■ Task statement ■
Pictures within the data are to be left out; everything else must be reproduced exactly.

::::::::::

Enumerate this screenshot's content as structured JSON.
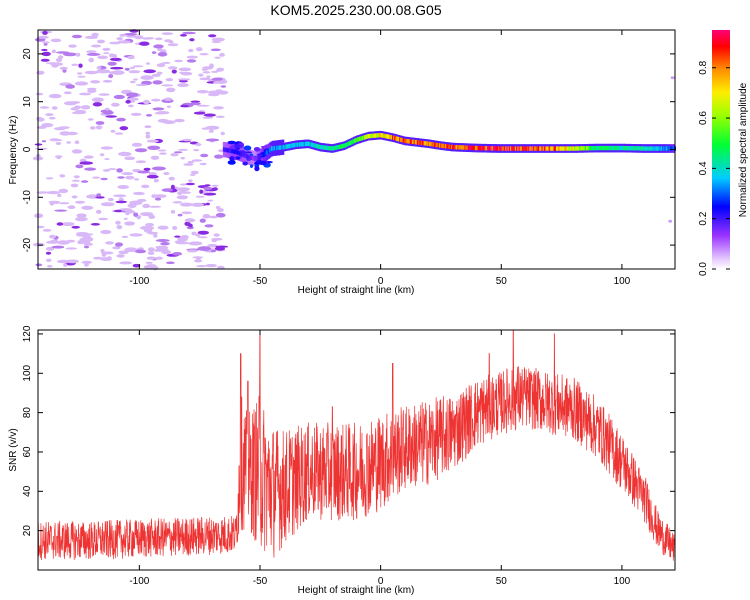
{
  "title": "KOM5.2025.230.00.08.G05",
  "chart_data": [
    {
      "type": "heatmap",
      "title": "KOM5.2025.230.00.08.G05",
      "xlabel": "Height of straight line (km)",
      "ylabel": "Frequency (Hz)",
      "xlim": [
        -142,
        122
      ],
      "ylim": [
        -25,
        25
      ],
      "xticks": [
        -100,
        -50,
        0,
        50,
        100
      ],
      "yticks": [
        -20,
        -10,
        0,
        10,
        20
      ],
      "noise_region_x": [
        -142,
        -65
      ],
      "trace": {
        "x": [
          -65,
          -60,
          -55,
          -52,
          -48,
          -45,
          -40,
          -35,
          -30,
          -25,
          -20,
          -15,
          -10,
          -5,
          0,
          5,
          10,
          15,
          20,
          25,
          30,
          40,
          50,
          60,
          70,
          80,
          90,
          100,
          110,
          122
        ],
        "freq": [
          0,
          -0.5,
          -1.5,
          -2,
          -1,
          0.2,
          0.5,
          1.0,
          1.2,
          0.5,
          0.2,
          0.8,
          2.0,
          2.8,
          3.0,
          2.5,
          1.8,
          1.5,
          1.2,
          0.8,
          0.5,
          0.3,
          0.2,
          0.2,
          0.2,
          0.2,
          0.3,
          0.3,
          0.2,
          0.2
        ],
        "amplitude": [
          0.2,
          0.25,
          0.2,
          0.15,
          0.3,
          0.35,
          0.4,
          0.4,
          0.4,
          0.45,
          0.45,
          0.5,
          0.55,
          0.7,
          0.75,
          0.85,
          0.9,
          0.9,
          0.85,
          0.85,
          0.9,
          0.95,
          0.95,
          0.95,
          0.9,
          0.7,
          0.5,
          0.45,
          0.45,
          0.3
        ]
      },
      "colorbar": {
        "label": "Normalized spectral amplitude",
        "range": [
          0.0,
          0.95
        ],
        "ticks": [
          "0.0",
          "0.2",
          "0.4",
          "0.6",
          "0.8"
        ]
      }
    },
    {
      "type": "line",
      "xlabel": "Height of straight line (km)",
      "ylabel": "SNR (v/v)",
      "xlim": [
        -142,
        122
      ],
      "ylim": [
        0,
        122
      ],
      "xticks": [
        -100,
        -50,
        0,
        50,
        100
      ],
      "yticks": [
        20,
        40,
        60,
        80,
        100,
        120
      ],
      "series": [
        {
          "name": "SNR",
          "color": "#ee3333",
          "envelope_x": [
            -142,
            -120,
            -100,
            -80,
            -65,
            -60,
            -58,
            -55,
            -50,
            -45,
            -40,
            -30,
            -20,
            -10,
            0,
            10,
            20,
            30,
            40,
            50,
            55,
            60,
            70,
            80,
            90,
            100,
            110,
            115,
            122
          ],
          "envelope_mean": [
            15,
            15,
            16,
            17,
            18,
            18,
            55,
            50,
            50,
            40,
            42,
            50,
            50,
            50,
            55,
            62,
            65,
            70,
            80,
            85,
            88,
            88,
            85,
            82,
            72,
            55,
            35,
            20,
            10
          ],
          "envelope_spread": [
            10,
            10,
            10,
            10,
            10,
            10,
            35,
            30,
            40,
            35,
            30,
            25,
            25,
            25,
            25,
            22,
            22,
            20,
            18,
            16,
            18,
            16,
            16,
            16,
            16,
            15,
            12,
            10,
            8
          ],
          "peaks": [
            [
              -58,
              110
            ],
            [
              -55,
              96
            ],
            [
              -50,
              120
            ],
            [
              -20,
              83
            ],
            [
              5,
              105
            ],
            [
              45,
              110
            ],
            [
              55,
              122
            ],
            [
              72,
              120
            ]
          ]
        }
      ]
    }
  ]
}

::::::::::

■ Exercise answer ■
Enumerate this screenshot's content as structured JSON.
{
  "title": "KOM5.2025.230.00.08.G05",
  "chart_data": [
    {
      "type": "heatmap",
      "title": "KOM5.2025.230.00.08.G05",
      "xlabel": "Height of straight line (km)",
      "ylabel": "Frequency (Hz)",
      "xlim": [
        -142,
        122
      ],
      "ylim": [
        -25,
        25
      ],
      "xticks": [
        -100,
        -50,
        0,
        50,
        100
      ],
      "yticks": [
        -20,
        -10,
        0,
        10,
        20
      ],
      "noise_region_x": [
        -142,
        -65
      ],
      "trace": {
        "x": [
          -65,
          -60,
          -55,
          -52,
          -48,
          -45,
          -40,
          -35,
          -30,
          -25,
          -20,
          -15,
          -10,
          -5,
          0,
          5,
          10,
          15,
          20,
          25,
          30,
          40,
          50,
          60,
          70,
          80,
          90,
          100,
          110,
          122
        ],
        "freq": [
          0,
          -0.5,
          -1.5,
          -2,
          -1,
          0.2,
          0.5,
          1.0,
          1.2,
          0.5,
          0.2,
          0.8,
          2.0,
          2.8,
          3.0,
          2.5,
          1.8,
          1.5,
          1.2,
          0.8,
          0.5,
          0.3,
          0.2,
          0.2,
          0.2,
          0.2,
          0.3,
          0.3,
          0.2,
          0.2
        ],
        "amplitude": [
          0.2,
          0.25,
          0.2,
          0.15,
          0.3,
          0.35,
          0.4,
          0.4,
          0.4,
          0.45,
          0.45,
          0.5,
          0.55,
          0.7,
          0.75,
          0.85,
          0.9,
          0.9,
          0.85,
          0.85,
          0.9,
          0.95,
          0.95,
          0.95,
          0.9,
          0.7,
          0.5,
          0.45,
          0.45,
          0.3
        ]
      },
      "colorbar": {
        "label": "Normalized spectral amplitude",
        "range": [
          0.0,
          0.95
        ],
        "ticks": [
          "0.0",
          "0.2",
          "0.4",
          "0.6",
          "0.8"
        ]
      }
    },
    {
      "type": "line",
      "xlabel": "Height of straight line (km)",
      "ylabel": "SNR (v/v)",
      "xlim": [
        -142,
        122
      ],
      "ylim": [
        0,
        122
      ],
      "xticks": [
        -100,
        -50,
        0,
        50,
        100
      ],
      "yticks": [
        20,
        40,
        60,
        80,
        100,
        120
      ],
      "series": [
        {
          "name": "SNR",
          "color": "#ee3333",
          "envelope_x": [
            -142,
            -120,
            -100,
            -80,
            -65,
            -60,
            -58,
            -55,
            -50,
            -45,
            -40,
            -30,
            -20,
            -10,
            0,
            10,
            20,
            30,
            40,
            50,
            55,
            60,
            70,
            80,
            90,
            100,
            110,
            115,
            122
          ],
          "envelope_mean": [
            15,
            15,
            16,
            17,
            18,
            18,
            55,
            50,
            50,
            40,
            42,
            50,
            50,
            50,
            55,
            62,
            65,
            70,
            80,
            85,
            88,
            88,
            85,
            82,
            72,
            55,
            35,
            20,
            10
          ],
          "envelope_spread": [
            10,
            10,
            10,
            10,
            10,
            10,
            35,
            30,
            40,
            35,
            30,
            25,
            25,
            25,
            25,
            22,
            22,
            20,
            18,
            16,
            18,
            16,
            16,
            16,
            16,
            15,
            12,
            10,
            8
          ],
          "peaks": [
            [
              -58,
              110
            ],
            [
              -55,
              96
            ],
            [
              -50,
              120
            ],
            [
              -20,
              83
            ],
            [
              5,
              105
            ],
            [
              45,
              110
            ],
            [
              55,
              122
            ],
            [
              72,
              120
            ]
          ]
        }
      ]
    }
  ]
}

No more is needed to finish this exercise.